_Task goal_
Find the lines with the string "CONFERENCIAS" and return them.

_Supplied records_

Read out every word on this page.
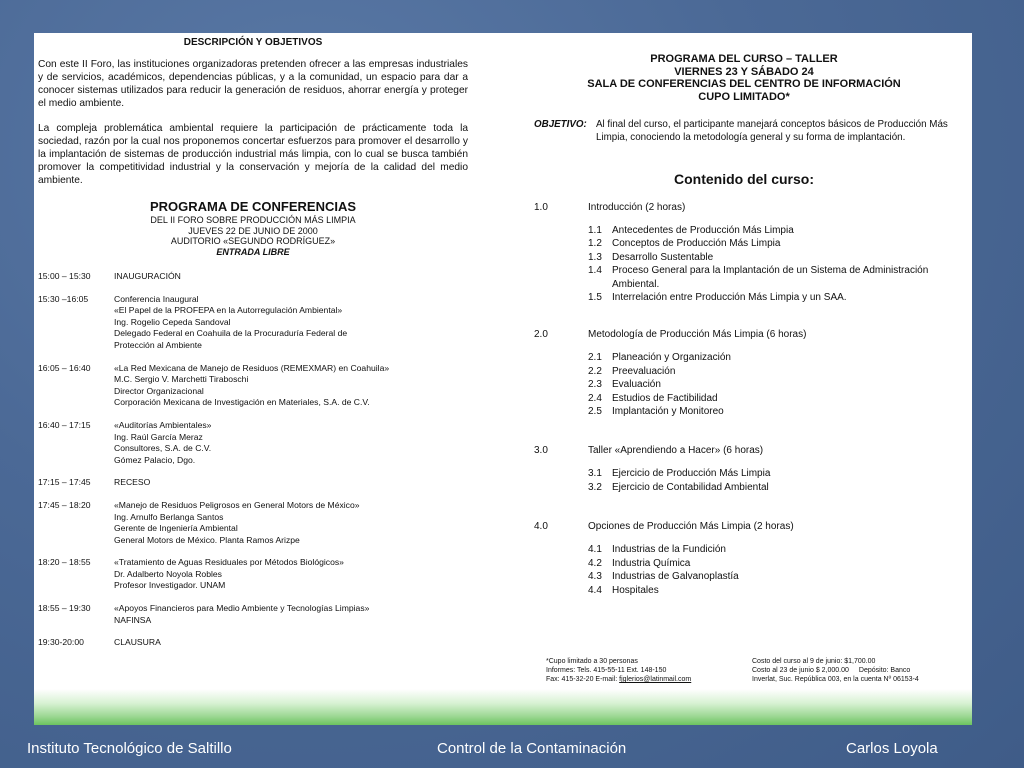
DESCRIPCIÓN Y OBJETIVOS

Con este II Foro, las instituciones organizadoras pretenden ofrecer a las empresas industriales y de servicios, académicos, dependencias públicas, y a la comunidad, un espacio para dar a conocer sistemas utilizados para reducir la generación de residuos, ahorrar energía y proteger el medio ambiente.

La compleja problemática ambiental requiere la participación de prácticamente toda la sociedad, razón por la cual nos proponemos concertar esfuerzos para promover el desarrollo y la implantación de sistemas de producción industrial más limpia, con lo cual se busca también promover la competitividad industrial y la conservación y mejoría de la calidad del medio ambiente.

PROGRAMA DE CONFERENCIAS

DEL II FORO SOBRE PRODUCCIÓN MÁS LIMPIA

JUEVES 22 DE JUNIO DE 2000

AUDITORIO «SEGUNDO RODRÍGUEZ»

ENTRADA LIBRE

15:00 – 15:30	INAUGURACIÓN
15:30 –16:05	Conferencia Inaugural
«El Papel de la PROFEPA en la Autorregulación Ambiental»
Ing. Rogelio Cepeda Sandoval
Delegado Federal en Coahuila de la Procuraduría Federal de
Protección al Ambiente
16:05 – 16:40	«La Red Mexicana de Manejo de Residuos (REMEXMAR) en Coahuila»
M.C. Sergio V. Marchetti Tiraboschi
Director Organizacional
Corporación Mexicana de Investigación en Materiales, S.A. de C.V.
16:40 – 17:15	«Auditorías Ambientales»
Ing. Raúl García Meraz
Consultores, S.A. de C.V.
Gómez Palacio, Dgo.
17:15 – 17:45	RECESO
17:45 – 18:20	«Manejo de Residuos Peligrosos en General Motors de México»
Ing. Arnulfo Berlanga Santos
Gerente de Ingeniería Ambiental
General Motors de México. Planta Ramos Arizpe
18:20 – 18:55	«Tratamiento de Aguas Residuales por Métodos Biológicos»
Dr. Adalberto Noyola Robles
Profesor Investigador. UNAM
18:55 – 19:30	«Apoyos Financieros para Medio Ambiente y Tecnologías Limpias»
NAFINSA
19:30-20:00	CLAUSURA

PROGRAMA DEL CURSO – TALLER

VIERNES 23 Y SÁBADO 24

SALA DE CONFERENCIAS DEL CENTRO DE INFORMACIÓN

CUPO LIMITADO*

OBJETIVO: Al final del curso, el participante manejará conceptos básicos de Producción Más Limpia, conociendo la metodología general y su forma de implantación.
Contenido del curso:
1.0	Introducción (2 horas)
1.1	Antecedentes de Producción Más Limpia
1.2	Conceptos de Producción Más Limpia
1.3	Desarrollo Sustentable
1.4	Proceso General para la Implantación de un Sistema de Administración Ambiental.
1.5	Interrelación entre Producción Más Limpia y un SAA.
2.0	Metodología de Producción Más Limpia (6 horas)
2.1	Planeación y Organización
2.2	Preevaluación
2.3	Evaluación
2.4	Estudios de Factibilidad
2.5	Implantación y Monitoreo
3.0	Taller «Aprendiendo a Hacer» (6 horas)
3.1	Ejercicio de Producción Más Limpia
3.2	Ejercicio de Contabilidad Ambiental
4.0	Opciones de Producción Más Limpia (2 horas)
4.1	Industrias de la Fundición
4.2	Industria Química
4.3	Industrias de Galvanoplastía
4.4	Hospitales
*Cupo limitado a 30 personas
Informes: Tels. 415-55-11 Ext. 148-150
Fax: 415-32-20 E-mail: fjglerios@latinmail.com
Costo del curso al 9 de junio: $1,700.00
Costo al 23 de junio $ 2,000.00 Depósito: Banco
Inverlat, Suc. República 003, en la cuenta Nº 06153-4
Instituto Tecnológico de Saltillo	Control de la Contaminación	Carlos Loyola
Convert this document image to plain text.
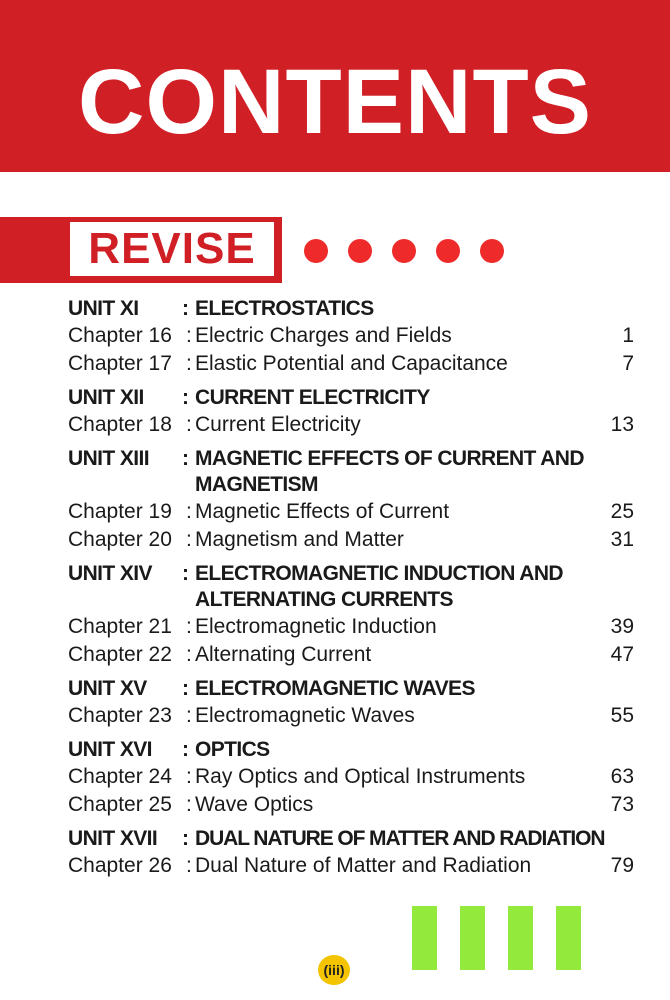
CONTENTS
REVISE
UNIT XI : ELECTROSTATICS
Chapter 16 : Electric Charges and Fields	1
Chapter 17 : Elastic Potential and Capacitance	7
UNIT XII : CURRENT ELECTRICITY
Chapter 18 : Current Electricity	13
UNIT XIII : MAGNETIC EFFECTS OF CURRENT AND MAGNETISM
Chapter 19 : Magnetic Effects of Current	25
Chapter 20 : Magnetism and Matter	31
UNIT XIV : ELECTROMAGNETIC INDUCTION AND ALTERNATING CURRENTS
Chapter 21 : Electromagnetic Induction	39
Chapter 22 : Alternating Current	47
UNIT XV : ELECTROMAGNETIC WAVES
Chapter 23 : Electromagnetic Waves	55
UNIT XVI : OPTICS
Chapter 24 : Ray Optics and Optical Instruments	63
Chapter 25 : Wave Optics	73
UNIT XVII : DUAL NATURE OF MATTER AND RADIATION
Chapter 26 : Dual Nature of Matter and Radiation	79
(iii)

_Task response_
PROGRAMA DE CONFERENCIAS
SALA DE CONFERENCIAS DEL CENTRO DE INFORMACIÓN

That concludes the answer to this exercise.